__Set problem__
Give the data below again exactly as written, without its pictures.

(Dataset items)
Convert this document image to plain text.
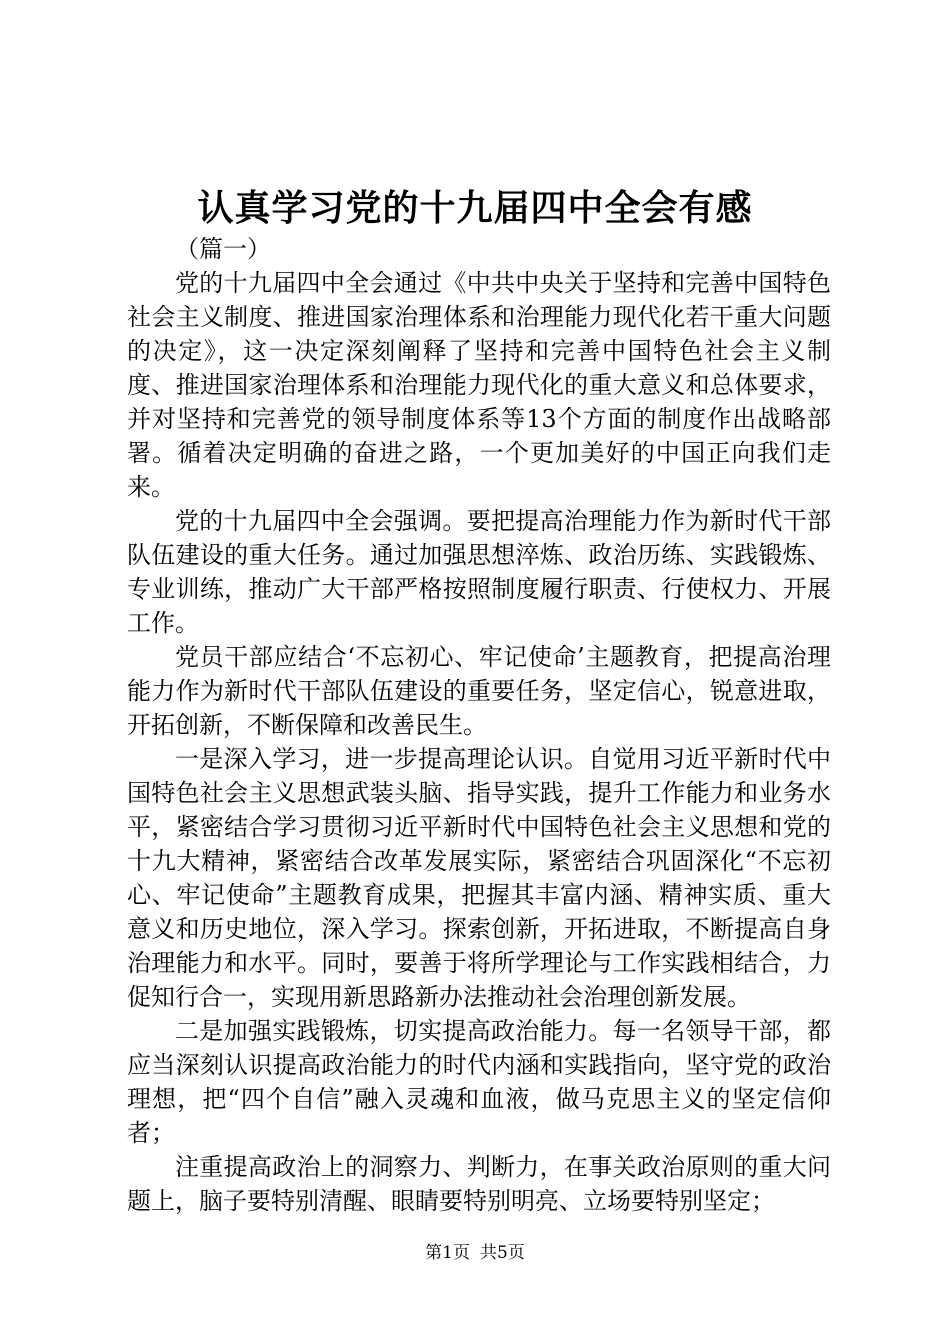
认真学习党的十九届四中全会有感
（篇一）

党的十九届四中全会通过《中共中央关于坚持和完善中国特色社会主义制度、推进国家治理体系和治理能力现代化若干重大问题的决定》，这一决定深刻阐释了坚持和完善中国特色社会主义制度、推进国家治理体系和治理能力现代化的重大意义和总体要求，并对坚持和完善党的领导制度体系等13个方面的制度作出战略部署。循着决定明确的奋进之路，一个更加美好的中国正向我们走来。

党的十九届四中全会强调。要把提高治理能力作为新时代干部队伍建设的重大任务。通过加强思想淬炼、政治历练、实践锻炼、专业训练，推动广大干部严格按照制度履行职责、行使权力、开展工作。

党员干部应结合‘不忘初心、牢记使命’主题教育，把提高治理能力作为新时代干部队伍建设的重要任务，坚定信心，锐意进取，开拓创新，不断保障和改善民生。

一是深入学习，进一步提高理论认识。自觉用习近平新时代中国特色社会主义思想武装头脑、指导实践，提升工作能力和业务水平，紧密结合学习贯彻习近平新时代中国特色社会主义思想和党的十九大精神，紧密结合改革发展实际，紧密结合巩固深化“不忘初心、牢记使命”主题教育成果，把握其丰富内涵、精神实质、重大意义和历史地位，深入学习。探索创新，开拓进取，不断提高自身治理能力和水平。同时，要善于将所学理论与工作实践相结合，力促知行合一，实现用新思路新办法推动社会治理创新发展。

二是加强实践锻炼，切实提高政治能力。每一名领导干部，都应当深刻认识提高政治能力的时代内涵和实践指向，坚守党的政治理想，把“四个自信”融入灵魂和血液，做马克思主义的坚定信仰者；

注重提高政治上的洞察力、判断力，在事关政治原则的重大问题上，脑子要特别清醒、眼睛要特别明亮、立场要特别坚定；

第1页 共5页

__The completed task__
Convert this document image to plain text.
认真学习党的十九届四中全会有感
（篇一）

党的十九届四中全会通过《中共中央关于坚持和完善中国特色社会主义制度、推进国家治理体系和治理能力现代化若干重大问题的决定》，这一决定深刻阐释了坚持和完善中国特色社会主义制度、推进国家治理体系和治理能力现代化的重大意义和总体要求，并对坚持和完善党的领导制度体系等13个方面的制度作出战略部署。循着决定明确的奋进之路，一个更加美好的中国正向我们走来。

党的十九届四中全会强调。要把提高治理能力作为新时代干部队伍建设的重大任务。通过加强思想淬炼、政治历练、实践锻炼、专业训练，推动广大干部严格按照制度履行职责、行使权力、开展工作。

党员干部应结合‘不忘初心、牢记使命’主题教育，把提高治理能力作为新时代干部队伍建设的重要任务，坚定信心，锐意进取，开拓创新，不断保障和改善民生。

一是深入学习，进一步提高理论认识。自觉用习近平新时代中国特色社会主义思想武装头脑、指导实践，提升工作能力和业务水平，紧密结合学习贯彻习近平新时代中国特色社会主义思想和党的十九大精神，紧密结合改革发展实际，紧密结合巩固深化“不忘初心、牢记使命”主题教育成果，把握其丰富内涵、精神实质、重大意义和历史地位，深入学习。探索创新，开拓进取，不断提高自身治理能力和水平。同时，要善于将所学理论与工作实践相结合，力促知行合一，实现用新思路新办法推动社会治理创新发展。

二是加强实践锻炼，切实提高政治能力。每一名领导干部，都应当深刻认识提高政治能力的时代内涵和实践指向，坚守党的政治理想，把“四个自信”融入灵魂和血液，做马克思主义的坚定信仰者；

注重提高政治上的洞察力、判断力，在事关政治原则的重大问题上，脑子要特别清醒、眼睛要特别明亮、立场要特别坚定；

第1页 共5页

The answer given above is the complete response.